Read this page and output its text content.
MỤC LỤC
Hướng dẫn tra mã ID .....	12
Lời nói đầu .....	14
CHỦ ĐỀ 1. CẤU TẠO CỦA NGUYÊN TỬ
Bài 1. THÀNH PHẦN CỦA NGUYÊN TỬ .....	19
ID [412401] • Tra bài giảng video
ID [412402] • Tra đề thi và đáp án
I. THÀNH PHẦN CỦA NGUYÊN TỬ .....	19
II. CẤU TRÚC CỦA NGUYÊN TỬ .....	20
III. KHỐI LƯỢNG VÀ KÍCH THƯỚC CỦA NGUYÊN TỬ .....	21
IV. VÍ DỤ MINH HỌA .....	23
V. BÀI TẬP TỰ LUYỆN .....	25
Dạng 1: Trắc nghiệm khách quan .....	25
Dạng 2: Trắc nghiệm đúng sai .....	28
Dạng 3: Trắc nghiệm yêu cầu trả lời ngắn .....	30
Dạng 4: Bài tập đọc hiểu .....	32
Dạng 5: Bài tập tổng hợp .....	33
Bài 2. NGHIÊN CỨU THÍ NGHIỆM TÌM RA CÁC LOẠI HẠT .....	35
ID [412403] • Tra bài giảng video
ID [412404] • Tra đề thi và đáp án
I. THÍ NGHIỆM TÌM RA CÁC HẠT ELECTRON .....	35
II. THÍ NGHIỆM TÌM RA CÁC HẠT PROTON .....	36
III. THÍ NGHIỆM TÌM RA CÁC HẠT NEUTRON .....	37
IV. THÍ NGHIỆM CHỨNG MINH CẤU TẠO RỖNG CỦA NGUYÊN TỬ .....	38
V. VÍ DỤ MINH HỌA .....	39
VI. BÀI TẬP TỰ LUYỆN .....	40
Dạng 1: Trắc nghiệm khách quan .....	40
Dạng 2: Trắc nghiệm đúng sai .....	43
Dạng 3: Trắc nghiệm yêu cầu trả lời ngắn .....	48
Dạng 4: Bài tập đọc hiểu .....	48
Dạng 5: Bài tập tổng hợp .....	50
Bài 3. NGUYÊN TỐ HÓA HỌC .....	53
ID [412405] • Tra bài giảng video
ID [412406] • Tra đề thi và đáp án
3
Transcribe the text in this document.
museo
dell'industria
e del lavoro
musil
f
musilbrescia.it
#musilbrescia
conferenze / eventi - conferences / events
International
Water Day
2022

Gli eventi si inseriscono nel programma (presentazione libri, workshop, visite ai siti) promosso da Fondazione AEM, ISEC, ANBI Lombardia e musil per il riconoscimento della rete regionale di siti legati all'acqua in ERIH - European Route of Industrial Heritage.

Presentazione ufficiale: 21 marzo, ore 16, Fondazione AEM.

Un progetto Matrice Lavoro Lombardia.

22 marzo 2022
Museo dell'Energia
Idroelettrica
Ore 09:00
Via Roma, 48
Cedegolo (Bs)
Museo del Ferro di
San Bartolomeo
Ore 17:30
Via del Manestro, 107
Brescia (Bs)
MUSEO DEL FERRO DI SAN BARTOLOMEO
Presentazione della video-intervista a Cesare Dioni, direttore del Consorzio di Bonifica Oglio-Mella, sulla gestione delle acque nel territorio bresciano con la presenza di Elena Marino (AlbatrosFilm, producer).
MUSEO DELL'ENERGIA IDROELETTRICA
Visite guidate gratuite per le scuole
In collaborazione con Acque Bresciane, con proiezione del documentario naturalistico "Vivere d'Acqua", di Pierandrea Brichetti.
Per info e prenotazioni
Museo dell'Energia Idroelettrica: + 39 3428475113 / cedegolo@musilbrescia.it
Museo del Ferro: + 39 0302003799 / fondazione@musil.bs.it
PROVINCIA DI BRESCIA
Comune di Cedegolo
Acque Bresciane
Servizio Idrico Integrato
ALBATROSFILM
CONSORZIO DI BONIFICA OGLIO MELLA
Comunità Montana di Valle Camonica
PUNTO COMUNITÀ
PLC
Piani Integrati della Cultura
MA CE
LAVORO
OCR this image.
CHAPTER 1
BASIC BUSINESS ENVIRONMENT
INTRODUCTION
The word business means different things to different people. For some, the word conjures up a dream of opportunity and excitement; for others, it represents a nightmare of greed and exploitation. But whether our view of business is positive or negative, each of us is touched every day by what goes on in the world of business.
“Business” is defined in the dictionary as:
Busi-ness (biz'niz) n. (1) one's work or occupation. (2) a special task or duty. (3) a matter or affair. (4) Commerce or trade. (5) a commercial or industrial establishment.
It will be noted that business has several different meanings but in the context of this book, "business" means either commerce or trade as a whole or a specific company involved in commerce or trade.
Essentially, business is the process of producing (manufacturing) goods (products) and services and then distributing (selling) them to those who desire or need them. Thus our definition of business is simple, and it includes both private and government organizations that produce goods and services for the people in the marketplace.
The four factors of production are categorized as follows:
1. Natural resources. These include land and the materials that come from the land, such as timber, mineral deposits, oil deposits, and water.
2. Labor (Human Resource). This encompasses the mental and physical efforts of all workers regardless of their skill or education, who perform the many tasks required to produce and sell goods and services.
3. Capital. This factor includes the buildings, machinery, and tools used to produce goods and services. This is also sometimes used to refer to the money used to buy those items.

▸ PROBLEM DETAILS
Would you reproduce all the entries exactly?

▸ SOLUTION TO THE PROBLEM
Read this page and output its text content.
MỤC LỤC
Hướng dẫn tra mã ID .....	12
Lời nói đầu .....	14
CHỦ ĐỀ 1. CẤU TẠO CỦA NGUYÊN TỬ
Bài 1. THÀNH PHẦN CỦA NGUYÊN TỬ .....	19
ID [412401] • Tra bài giảng video
ID [412402] • Tra đề thi và đáp án
I. THÀNH PHẦN CỦA NGUYÊN TỬ .....	19
II. CẤU TRÚC CỦA NGUYÊN TỬ .....	20
III. KHỐI LƯỢNG VÀ KÍCH THƯỚC CỦA NGUYÊN TỬ .....	21
IV. VÍ DỤ MINH HỌA .....	23
V. BÀI TẬP TỰ LUYỆN .....	25
Dạng 1: Trắc nghiệm khách quan .....	25
Dạng 2: Trắc nghiệm đúng sai .....	28
Dạng 3: Trắc nghiệm yêu cầu trả lời ngắn .....	30
Dạng 4: Bài tập đọc hiểu .....	32
Dạng 5: Bài tập tổng hợp .....	33
Bài 2. NGHIÊN CỨU THÍ NGHIỆM TÌM RA CÁC LOẠI HẠT .....	35
ID [412403] • Tra bài giảng video
ID [412404] • Tra đề thi và đáp án
I. THÍ NGHIỆM TÌM RA CÁC HẠT ELECTRON .....	35
II. THÍ NGHIỆM TÌM RA CÁC HẠT PROTON .....	36
III. THÍ NGHIỆM TÌM RA CÁC HẠT NEUTRON .....	37
IV. THÍ NGHIỆM CHỨNG MINH CẤU TẠO RỖNG CỦA NGUYÊN TỬ .....	38
V. VÍ DỤ MINH HỌA .....	39
VI. BÀI TẬP TỰ LUYỆN .....	40
Dạng 1: Trắc nghiệm khách quan .....	40
Dạng 2: Trắc nghiệm đúng sai .....	43
Dạng 3: Trắc nghiệm yêu cầu trả lời ngắn .....	48
Dạng 4: Bài tập đọc hiểu .....	48
Dạng 5: Bài tập tổng hợp .....	50
Bài 3. NGUYÊN TỐ HÓA HỌC .....	53
ID [412405] • Tra bài giảng video
ID [412406] • Tra đề thi và đáp án
3
Transcribe the text in this document.
museo
dell'industria
e del lavoro
musil
f
musilbrescia.it
#musilbrescia
conferenze / eventi - conferences / events
International
Water Day
2022

Gli eventi si inseriscono nel programma (presentazione libri, workshop, visite ai siti) promosso da Fondazione AEM, ISEC, ANBI Lombardia e musil per il riconoscimento della rete regionale di siti legati all'acqua in ERIH - European Route of Industrial Heritage.

Presentazione ufficiale: 21 marzo, ore 16, Fondazione AEM.

Un progetto Matrice Lavoro Lombardia.

22 marzo 2022
Museo dell'Energia
Idroelettrica
Ore 09:00
Via Roma, 48
Cedegolo (Bs)
Museo del Ferro di
San Bartolomeo
Ore 17:30
Via del Manestro, 107
Brescia (Bs)
MUSEO DEL FERRO DI SAN BARTOLOMEO
Presentazione della video-intervista a Cesare Dioni, direttore del Consorzio di Bonifica Oglio-Mella, sulla gestione delle acque nel territorio bresciano con la presenza di Elena Marino (AlbatrosFilm, producer).
MUSEO DELL'ENERGIA IDROELETTRICA
Visite guidate gratuite per le scuole
In collaborazione con Acque Bresciane, con proiezione del documentario naturalistico "Vivere d'Acqua", di Pierandrea Brichetti.
Per info e prenotazioni
Museo dell'Energia Idroelettrica: + 39 3428475113 / cedegolo@musilbrescia.it
Museo del Ferro: + 39 0302003799 / fondazione@musil.bs.it
PROVINCIA DI BRESCIA
Comune di Cedegolo
Acque Bresciane
Servizio Idrico Integrato
ALBATROSFILM
CONSORZIO DI BONIFICA OGLIO MELLA
Comunità Montana di Valle Camonica
PUNTO COMUNITÀ
PLC
Piani Integrati della Cultura
MA CE
LAVORO
OCR this image.
CHAPTER 1
BASIC BUSINESS ENVIRONMENT
INTRODUCTION
The word business means different things to different people. For some, the word conjures up a dream of opportunity and excitement; for others, it represents a nightmare of greed and exploitation. But whether our view of business is positive or negative, each of us is touched every day by what goes on in the world of business.
“Business” is defined in the dictionary as:
Busi-ness (biz'niz) n. (1) one's work or occupation. (2) a special task or duty. (3) a matter or affair. (4) Commerce or trade. (5) a commercial or industrial establishment.
It will be noted that business has several different meanings but in the context of this book, "business" means either commerce or trade as a whole or a specific company involved in commerce or trade.
Essentially, business is the process of producing (manufacturing) goods (products) and services and then distributing (selling) them to those who desire or need them. Thus our definition of business is simple, and it includes both private and government organizations that produce goods and services for the people in the marketplace.
The four factors of production are categorized as follows:
1. Natural resources. These include land and the materials that come from the land, such as timber, mineral deposits, oil deposits, and water.
2. Labor (Human Resource). This encompasses the mental and physical efforts of all workers regardless of their skill or education, who perform the many tasks required to produce and sell goods and services.
3. Capital. This factor includes the buildings, machinery, and tools used to produce goods and services. This is also sometimes used to refer to the money used to buy those items.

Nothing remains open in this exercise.